◆ Your goal ◆
Reproduce the records below without any changes, starting at the beginning and ending with the line that contains "close-tab-icon[interactable]: ✕ [242,6,255,25]", including that line.

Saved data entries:
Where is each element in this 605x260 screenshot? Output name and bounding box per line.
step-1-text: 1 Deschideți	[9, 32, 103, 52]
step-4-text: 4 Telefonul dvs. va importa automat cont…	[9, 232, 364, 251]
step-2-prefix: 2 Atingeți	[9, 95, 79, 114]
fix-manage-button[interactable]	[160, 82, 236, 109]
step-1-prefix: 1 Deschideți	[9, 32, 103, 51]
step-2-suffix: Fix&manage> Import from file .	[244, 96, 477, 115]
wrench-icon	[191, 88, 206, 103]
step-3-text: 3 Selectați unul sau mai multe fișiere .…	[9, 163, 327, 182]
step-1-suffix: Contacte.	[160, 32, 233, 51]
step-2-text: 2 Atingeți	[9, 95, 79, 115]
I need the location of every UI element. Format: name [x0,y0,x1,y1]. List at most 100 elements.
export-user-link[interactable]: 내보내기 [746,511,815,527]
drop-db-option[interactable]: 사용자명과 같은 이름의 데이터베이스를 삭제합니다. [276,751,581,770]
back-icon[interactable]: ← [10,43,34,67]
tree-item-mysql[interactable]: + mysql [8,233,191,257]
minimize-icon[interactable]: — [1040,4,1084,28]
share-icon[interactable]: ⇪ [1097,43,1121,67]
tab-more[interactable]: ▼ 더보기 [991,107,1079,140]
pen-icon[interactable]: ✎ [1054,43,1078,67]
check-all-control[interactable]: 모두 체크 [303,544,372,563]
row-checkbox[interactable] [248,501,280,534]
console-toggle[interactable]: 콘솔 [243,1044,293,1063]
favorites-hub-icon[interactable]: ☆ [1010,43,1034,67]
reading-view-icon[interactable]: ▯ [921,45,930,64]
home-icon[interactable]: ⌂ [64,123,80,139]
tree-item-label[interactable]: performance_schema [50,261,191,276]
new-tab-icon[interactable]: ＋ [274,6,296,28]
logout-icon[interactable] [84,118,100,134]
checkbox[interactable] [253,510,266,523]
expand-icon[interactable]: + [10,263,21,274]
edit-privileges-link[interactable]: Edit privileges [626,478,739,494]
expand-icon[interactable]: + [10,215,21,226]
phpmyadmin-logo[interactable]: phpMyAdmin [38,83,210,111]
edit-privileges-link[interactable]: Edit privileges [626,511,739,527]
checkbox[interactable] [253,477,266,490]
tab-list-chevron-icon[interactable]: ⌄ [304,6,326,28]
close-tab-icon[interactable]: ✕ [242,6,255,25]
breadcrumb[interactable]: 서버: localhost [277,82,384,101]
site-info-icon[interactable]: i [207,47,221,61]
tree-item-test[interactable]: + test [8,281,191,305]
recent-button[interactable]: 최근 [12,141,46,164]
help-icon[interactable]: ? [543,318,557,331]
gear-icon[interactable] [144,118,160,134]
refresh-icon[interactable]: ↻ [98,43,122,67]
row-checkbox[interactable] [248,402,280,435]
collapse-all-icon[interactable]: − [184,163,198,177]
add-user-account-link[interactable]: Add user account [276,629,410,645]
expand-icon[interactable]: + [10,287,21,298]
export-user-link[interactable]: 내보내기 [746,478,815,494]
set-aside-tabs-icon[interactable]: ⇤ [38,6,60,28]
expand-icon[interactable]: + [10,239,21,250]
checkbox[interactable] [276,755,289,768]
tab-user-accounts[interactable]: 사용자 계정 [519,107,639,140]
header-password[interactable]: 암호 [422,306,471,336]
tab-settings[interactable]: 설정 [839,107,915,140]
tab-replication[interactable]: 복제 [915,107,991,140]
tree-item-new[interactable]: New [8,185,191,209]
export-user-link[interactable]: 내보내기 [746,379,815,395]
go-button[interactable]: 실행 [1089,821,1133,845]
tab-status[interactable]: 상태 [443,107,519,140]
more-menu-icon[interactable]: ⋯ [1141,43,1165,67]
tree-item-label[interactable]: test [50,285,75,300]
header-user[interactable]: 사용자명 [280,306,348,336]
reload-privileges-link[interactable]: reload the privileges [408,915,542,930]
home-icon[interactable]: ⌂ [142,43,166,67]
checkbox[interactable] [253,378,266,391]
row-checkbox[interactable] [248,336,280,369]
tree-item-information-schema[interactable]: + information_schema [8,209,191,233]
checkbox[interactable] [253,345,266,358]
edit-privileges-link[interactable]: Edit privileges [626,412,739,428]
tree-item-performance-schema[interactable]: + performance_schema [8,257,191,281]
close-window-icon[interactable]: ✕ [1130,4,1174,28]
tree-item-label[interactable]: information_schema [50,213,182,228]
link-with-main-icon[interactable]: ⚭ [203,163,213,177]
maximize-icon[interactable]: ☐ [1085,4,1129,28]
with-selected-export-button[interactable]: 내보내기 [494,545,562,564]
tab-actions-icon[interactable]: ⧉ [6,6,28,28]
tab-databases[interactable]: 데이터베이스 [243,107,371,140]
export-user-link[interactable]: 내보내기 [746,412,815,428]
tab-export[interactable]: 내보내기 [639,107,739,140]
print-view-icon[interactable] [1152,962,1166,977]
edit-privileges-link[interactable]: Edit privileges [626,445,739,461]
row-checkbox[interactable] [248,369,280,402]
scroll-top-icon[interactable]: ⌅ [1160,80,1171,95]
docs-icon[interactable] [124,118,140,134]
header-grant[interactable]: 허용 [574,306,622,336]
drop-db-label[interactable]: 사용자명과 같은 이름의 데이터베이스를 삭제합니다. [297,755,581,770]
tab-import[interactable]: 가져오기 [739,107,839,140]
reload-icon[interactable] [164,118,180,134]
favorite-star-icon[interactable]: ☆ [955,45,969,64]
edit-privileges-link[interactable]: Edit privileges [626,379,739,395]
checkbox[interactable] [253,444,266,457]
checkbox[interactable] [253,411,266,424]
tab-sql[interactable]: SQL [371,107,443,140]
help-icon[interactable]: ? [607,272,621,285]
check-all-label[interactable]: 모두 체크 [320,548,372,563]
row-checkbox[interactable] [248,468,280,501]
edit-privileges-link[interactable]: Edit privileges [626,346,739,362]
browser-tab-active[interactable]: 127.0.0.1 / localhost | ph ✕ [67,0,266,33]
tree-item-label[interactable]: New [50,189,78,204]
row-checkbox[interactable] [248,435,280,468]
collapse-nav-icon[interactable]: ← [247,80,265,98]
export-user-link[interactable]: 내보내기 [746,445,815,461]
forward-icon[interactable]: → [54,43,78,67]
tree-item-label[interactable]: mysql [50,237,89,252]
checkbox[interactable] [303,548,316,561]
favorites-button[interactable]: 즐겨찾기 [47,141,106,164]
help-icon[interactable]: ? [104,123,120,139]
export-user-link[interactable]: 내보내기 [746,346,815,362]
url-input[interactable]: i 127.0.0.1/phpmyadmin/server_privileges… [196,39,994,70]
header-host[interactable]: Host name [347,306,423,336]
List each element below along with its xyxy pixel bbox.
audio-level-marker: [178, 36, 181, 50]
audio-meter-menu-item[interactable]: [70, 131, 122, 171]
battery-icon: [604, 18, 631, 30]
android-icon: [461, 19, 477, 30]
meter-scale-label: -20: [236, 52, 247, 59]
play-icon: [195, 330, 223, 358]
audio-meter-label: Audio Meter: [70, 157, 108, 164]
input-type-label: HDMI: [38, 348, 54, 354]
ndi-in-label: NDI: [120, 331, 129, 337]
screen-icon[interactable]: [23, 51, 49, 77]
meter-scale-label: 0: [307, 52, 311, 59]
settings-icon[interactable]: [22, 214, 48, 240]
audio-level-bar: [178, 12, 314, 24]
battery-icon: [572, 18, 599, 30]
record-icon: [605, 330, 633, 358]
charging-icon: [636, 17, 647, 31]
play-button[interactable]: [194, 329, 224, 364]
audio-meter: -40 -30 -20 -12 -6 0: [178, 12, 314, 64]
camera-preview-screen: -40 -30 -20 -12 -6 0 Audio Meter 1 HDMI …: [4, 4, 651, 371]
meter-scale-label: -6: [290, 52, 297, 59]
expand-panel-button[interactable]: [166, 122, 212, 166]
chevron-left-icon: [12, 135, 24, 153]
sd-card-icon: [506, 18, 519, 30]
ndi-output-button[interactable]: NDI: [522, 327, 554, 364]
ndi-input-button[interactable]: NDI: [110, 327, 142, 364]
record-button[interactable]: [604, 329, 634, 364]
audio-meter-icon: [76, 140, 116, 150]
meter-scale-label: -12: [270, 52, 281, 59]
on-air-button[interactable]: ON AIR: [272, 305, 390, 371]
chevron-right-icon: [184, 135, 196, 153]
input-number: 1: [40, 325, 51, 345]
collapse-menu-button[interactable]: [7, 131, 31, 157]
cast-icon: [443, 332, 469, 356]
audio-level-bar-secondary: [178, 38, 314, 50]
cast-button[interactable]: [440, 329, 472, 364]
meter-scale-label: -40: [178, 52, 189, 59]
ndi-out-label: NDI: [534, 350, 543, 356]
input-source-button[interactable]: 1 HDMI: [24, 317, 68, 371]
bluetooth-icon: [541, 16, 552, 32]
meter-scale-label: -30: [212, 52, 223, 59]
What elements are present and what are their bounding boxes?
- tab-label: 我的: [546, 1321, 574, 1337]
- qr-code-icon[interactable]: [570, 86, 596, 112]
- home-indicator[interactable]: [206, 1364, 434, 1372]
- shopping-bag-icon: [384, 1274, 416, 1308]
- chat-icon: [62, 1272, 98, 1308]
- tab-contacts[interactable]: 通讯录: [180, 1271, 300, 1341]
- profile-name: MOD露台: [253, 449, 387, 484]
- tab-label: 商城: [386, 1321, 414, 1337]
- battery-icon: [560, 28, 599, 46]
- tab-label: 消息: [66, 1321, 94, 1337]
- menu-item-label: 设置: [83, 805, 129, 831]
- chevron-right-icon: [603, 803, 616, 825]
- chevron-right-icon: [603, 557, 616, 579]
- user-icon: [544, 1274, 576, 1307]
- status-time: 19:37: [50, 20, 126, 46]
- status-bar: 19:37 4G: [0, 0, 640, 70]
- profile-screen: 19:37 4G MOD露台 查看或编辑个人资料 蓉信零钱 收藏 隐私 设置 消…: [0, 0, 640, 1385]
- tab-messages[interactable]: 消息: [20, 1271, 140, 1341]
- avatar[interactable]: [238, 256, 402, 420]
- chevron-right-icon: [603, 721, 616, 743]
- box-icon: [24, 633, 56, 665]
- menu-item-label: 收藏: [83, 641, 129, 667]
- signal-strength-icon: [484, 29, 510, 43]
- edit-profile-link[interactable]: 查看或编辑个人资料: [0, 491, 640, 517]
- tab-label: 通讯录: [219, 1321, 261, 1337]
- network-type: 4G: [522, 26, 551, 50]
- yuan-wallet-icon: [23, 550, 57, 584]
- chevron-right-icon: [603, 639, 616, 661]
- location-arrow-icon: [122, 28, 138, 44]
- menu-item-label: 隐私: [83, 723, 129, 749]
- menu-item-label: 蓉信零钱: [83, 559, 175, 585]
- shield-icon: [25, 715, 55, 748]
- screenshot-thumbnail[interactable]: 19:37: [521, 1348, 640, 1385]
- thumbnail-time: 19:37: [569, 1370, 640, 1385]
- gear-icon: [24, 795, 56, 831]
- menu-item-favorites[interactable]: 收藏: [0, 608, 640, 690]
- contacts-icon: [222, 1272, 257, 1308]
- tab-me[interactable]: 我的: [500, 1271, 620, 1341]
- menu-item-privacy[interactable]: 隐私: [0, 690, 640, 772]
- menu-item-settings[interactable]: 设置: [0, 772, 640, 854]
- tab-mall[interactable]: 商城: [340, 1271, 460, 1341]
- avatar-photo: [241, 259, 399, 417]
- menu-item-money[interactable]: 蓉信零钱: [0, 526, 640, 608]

◆ The response ◆
Where is each element in this 605x260 screenshot? Output name and bounding box per line.
step-1-text: 1 Deschideți	[9, 32, 103, 52]
step-4-text: 4 Telefonul dvs. va importa automat cont…	[9, 232, 364, 251]
step-2-prefix: 2 Atingeți	[9, 95, 79, 114]
fix-manage-button[interactable]	[160, 82, 236, 109]
step-1-prefix: 1 Deschideți	[9, 32, 103, 51]
step-2-suffix: Fix&manage> Import from file .	[244, 96, 477, 115]
wrench-icon	[191, 88, 206, 103]
step-3-text: 3 Selectați unul sau mai multe fișiere .…	[9, 163, 327, 182]
step-1-suffix: Contacte.	[160, 32, 233, 51]
step-2-text: 2 Atingeți	[9, 95, 79, 115]
I need the location of every UI element. Format: name [x0,y0,x1,y1]. List at most 100 elements.
export-user-link[interactable]: 내보내기 [746,511,815,527]
drop-db-option[interactable]: 사용자명과 같은 이름의 데이터베이스를 삭제합니다. [276,751,581,770]
back-icon[interactable]: ← [10,43,34,67]
tree-item-mysql[interactable]: + mysql [8,233,191,257]
minimize-icon[interactable]: — [1040,4,1084,28]
share-icon[interactable]: ⇪ [1097,43,1121,67]
tab-more[interactable]: ▼ 더보기 [991,107,1079,140]
pen-icon[interactable]: ✎ [1054,43,1078,67]
check-all-control[interactable]: 모두 체크 [303,544,372,563]
row-checkbox[interactable] [248,501,280,534]
console-toggle[interactable]: 콘솔 [243,1044,293,1063]
favorites-hub-icon[interactable]: ☆ [1010,43,1034,67]
reading-view-icon[interactable]: ▯ [921,45,930,64]
home-icon[interactable]: ⌂ [64,123,80,139]
tree-item-label[interactable]: performance_schema [50,261,191,276]
new-tab-icon[interactable]: ＋ [274,6,296,28]
logout-icon[interactable] [84,118,100,134]
checkbox[interactable] [253,510,266,523]
expand-icon[interactable]: + [10,263,21,274]
edit-privileges-link[interactable]: Edit privileges [626,478,739,494]
expand-icon[interactable]: + [10,215,21,226]
phpmyadmin-logo[interactable]: phpMyAdmin [38,83,210,111]
edit-privileges-link[interactable]: Edit privileges [626,511,739,527]
checkbox[interactable] [253,477,266,490]
tab-list-chevron-icon[interactable]: ⌄ [304,6,326,28]
close-tab-icon[interactable]: ✕ [242,6,255,25]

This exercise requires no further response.